• _PROBLEM REQUIREMENTS_
Copy out the lines that include the word "pictures".

• _DATASET_
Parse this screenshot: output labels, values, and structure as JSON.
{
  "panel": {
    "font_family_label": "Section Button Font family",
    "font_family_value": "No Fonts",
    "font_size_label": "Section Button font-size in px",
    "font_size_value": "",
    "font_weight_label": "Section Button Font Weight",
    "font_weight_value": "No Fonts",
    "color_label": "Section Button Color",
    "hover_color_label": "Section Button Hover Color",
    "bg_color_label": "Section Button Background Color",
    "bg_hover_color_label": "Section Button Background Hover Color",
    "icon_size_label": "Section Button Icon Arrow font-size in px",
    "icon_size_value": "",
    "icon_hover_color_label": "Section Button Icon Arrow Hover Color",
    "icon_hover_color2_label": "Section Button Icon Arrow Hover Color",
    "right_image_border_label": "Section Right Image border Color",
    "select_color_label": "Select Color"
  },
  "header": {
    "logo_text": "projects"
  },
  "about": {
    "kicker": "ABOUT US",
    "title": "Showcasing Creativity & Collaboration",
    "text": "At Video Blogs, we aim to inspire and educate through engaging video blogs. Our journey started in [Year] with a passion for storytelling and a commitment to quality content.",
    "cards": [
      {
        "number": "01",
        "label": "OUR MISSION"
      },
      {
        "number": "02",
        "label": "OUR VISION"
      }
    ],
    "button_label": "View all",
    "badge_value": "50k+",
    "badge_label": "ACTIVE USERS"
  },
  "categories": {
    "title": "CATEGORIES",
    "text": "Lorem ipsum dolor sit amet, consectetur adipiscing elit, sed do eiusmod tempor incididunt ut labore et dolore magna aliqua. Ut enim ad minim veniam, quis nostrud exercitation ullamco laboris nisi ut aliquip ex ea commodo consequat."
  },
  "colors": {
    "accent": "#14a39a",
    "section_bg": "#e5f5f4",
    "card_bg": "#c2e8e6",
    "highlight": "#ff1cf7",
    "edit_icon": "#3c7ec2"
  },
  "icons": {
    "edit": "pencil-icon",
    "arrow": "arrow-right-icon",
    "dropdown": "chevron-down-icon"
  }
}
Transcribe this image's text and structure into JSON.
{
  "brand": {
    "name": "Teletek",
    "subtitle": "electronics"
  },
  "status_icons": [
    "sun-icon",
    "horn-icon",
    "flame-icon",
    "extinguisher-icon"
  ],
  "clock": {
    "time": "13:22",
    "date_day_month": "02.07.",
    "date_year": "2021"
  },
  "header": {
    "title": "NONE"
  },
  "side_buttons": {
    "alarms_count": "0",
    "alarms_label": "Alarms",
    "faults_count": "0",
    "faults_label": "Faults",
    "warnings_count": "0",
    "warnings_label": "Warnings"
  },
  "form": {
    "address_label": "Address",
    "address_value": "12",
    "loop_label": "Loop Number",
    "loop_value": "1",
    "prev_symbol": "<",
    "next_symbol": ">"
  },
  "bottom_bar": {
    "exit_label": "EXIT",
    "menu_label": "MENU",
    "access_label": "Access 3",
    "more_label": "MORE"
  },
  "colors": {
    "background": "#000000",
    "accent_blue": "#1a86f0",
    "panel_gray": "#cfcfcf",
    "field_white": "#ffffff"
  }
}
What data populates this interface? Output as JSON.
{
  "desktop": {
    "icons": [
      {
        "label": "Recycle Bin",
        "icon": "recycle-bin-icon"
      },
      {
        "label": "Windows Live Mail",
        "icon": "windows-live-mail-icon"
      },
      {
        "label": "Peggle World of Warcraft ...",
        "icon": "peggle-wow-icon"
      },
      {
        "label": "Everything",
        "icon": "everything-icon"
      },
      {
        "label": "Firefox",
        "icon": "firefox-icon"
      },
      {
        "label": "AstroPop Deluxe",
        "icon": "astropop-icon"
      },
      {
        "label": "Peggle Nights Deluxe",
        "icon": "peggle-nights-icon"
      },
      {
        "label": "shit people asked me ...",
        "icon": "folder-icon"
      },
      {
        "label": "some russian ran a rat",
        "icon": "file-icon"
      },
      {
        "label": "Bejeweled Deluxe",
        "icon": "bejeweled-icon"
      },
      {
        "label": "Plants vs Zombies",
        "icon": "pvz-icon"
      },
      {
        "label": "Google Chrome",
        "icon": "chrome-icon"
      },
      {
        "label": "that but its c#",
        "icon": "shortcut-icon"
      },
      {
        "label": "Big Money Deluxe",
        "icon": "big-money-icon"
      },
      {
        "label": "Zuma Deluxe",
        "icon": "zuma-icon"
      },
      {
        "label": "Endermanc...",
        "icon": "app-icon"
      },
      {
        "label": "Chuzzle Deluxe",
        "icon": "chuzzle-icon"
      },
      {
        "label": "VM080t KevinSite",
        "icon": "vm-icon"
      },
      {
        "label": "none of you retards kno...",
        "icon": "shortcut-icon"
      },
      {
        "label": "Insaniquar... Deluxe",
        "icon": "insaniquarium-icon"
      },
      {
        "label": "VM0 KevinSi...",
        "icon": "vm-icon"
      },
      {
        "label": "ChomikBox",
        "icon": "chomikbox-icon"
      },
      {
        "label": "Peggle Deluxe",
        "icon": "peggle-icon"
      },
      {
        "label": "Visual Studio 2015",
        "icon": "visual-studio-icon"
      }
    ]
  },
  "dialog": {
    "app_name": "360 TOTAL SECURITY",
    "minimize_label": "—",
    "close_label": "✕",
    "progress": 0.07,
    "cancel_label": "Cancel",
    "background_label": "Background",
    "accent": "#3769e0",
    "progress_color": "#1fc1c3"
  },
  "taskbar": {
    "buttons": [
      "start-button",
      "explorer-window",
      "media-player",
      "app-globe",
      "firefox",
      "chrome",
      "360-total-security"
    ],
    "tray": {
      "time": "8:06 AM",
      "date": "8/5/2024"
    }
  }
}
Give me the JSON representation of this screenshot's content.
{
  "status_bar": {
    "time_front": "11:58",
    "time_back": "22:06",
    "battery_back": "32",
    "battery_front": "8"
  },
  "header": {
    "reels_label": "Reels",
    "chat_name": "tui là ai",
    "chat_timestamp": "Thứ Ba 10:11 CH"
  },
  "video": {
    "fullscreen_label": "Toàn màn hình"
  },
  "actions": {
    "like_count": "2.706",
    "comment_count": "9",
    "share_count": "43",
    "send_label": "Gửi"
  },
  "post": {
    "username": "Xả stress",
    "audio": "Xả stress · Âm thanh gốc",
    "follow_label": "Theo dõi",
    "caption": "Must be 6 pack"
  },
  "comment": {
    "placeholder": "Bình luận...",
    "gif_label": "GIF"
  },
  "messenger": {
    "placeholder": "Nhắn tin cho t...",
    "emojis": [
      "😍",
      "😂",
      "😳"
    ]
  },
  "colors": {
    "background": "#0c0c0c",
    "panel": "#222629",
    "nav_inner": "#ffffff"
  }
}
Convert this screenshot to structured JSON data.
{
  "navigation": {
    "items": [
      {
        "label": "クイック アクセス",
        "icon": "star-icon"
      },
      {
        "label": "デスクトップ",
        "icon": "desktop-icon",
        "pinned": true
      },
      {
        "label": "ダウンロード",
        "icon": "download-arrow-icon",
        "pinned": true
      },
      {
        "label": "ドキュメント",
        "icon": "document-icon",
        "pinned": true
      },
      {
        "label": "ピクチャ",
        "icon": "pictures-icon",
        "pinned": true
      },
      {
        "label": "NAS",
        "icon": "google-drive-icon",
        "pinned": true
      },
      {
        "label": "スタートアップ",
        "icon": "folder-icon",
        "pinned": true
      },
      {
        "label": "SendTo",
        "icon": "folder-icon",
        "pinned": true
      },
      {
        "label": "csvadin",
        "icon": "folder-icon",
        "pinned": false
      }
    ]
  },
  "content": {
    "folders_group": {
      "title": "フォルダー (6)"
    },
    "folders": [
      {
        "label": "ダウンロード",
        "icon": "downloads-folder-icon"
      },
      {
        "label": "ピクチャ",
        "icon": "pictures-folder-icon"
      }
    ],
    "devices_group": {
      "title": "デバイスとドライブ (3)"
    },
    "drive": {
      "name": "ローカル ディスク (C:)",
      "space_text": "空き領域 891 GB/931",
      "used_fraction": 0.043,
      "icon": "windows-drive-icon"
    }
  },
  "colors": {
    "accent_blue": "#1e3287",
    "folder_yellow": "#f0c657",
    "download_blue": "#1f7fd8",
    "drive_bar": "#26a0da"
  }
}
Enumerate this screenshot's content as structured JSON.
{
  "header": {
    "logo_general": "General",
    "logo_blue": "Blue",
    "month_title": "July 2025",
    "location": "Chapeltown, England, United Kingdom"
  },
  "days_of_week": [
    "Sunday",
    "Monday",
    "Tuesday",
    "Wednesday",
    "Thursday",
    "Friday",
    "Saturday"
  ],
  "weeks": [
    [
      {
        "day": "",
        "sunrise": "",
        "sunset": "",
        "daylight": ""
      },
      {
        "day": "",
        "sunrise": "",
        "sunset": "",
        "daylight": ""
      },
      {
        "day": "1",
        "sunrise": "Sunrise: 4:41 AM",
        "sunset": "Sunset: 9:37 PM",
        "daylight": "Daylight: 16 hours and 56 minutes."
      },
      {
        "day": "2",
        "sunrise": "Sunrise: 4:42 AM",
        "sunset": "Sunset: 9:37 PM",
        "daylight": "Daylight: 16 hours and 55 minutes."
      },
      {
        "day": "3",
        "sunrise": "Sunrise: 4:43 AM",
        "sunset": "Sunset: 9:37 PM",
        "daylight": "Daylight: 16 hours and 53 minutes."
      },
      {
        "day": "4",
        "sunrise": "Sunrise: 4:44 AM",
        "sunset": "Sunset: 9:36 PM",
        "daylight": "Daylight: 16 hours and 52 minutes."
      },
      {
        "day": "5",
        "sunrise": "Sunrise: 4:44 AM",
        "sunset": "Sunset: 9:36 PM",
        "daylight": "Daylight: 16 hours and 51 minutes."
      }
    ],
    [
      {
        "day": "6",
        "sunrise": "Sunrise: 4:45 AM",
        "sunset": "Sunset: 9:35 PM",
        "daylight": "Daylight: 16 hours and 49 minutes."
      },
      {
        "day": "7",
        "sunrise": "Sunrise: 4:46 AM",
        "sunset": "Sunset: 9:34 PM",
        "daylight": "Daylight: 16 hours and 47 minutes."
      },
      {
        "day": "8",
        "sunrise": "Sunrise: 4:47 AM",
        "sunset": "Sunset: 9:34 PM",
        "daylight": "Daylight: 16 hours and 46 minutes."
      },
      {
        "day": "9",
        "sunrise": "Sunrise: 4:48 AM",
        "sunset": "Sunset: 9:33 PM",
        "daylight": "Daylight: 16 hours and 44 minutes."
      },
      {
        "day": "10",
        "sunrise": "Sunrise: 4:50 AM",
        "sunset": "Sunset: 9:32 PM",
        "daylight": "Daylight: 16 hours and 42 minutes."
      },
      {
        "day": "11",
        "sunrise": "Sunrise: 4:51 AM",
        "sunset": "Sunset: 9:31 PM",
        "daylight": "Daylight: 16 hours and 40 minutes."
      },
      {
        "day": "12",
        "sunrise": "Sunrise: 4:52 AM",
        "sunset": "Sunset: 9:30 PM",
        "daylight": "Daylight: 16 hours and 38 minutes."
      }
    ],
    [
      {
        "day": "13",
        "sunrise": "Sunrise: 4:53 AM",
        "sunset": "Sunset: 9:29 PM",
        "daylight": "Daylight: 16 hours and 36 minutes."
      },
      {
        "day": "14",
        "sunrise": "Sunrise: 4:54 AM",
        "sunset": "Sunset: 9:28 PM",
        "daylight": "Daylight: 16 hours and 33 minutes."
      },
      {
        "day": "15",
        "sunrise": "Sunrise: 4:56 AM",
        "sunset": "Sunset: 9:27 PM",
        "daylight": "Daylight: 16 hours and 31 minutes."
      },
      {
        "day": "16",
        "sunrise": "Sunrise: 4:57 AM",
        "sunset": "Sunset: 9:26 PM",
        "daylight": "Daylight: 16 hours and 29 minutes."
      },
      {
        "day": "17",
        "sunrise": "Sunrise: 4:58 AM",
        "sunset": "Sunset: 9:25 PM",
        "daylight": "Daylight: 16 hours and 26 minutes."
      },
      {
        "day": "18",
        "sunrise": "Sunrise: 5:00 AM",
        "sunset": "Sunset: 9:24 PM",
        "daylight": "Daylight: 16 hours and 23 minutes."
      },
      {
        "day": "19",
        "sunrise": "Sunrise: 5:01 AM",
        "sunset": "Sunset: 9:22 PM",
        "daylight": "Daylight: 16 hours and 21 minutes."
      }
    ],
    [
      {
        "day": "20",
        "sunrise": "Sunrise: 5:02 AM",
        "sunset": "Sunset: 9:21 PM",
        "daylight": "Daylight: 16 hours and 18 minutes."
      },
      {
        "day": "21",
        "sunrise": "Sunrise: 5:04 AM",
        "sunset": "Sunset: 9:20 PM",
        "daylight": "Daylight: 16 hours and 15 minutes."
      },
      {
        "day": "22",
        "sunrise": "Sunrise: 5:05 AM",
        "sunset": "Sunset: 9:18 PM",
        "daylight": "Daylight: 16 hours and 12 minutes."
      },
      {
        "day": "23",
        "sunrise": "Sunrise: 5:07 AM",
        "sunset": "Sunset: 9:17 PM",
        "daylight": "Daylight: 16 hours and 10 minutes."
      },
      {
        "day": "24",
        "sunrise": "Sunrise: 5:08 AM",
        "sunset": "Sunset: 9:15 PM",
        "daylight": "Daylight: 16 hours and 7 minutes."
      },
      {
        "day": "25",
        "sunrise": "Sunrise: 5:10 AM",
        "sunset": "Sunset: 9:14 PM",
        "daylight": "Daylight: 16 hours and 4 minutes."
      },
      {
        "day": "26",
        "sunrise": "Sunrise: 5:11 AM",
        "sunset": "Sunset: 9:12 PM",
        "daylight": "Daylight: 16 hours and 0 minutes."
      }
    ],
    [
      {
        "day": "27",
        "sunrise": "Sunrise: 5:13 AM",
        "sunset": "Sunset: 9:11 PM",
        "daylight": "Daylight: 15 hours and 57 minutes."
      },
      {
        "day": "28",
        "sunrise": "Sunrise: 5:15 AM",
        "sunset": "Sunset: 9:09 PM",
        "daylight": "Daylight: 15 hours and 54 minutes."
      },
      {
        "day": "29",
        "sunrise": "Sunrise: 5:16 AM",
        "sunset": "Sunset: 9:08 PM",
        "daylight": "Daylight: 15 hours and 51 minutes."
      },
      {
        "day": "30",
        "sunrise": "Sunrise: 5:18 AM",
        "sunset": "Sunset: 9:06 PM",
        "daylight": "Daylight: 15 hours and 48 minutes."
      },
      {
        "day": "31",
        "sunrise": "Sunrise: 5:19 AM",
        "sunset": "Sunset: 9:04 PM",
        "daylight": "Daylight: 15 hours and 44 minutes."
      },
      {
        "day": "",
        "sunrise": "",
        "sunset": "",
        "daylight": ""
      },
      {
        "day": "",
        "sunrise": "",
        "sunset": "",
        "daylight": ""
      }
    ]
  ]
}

• _FINAL RESULT_
        "icon": "pictures-icon",
        "icon": "pictures-folder-icon"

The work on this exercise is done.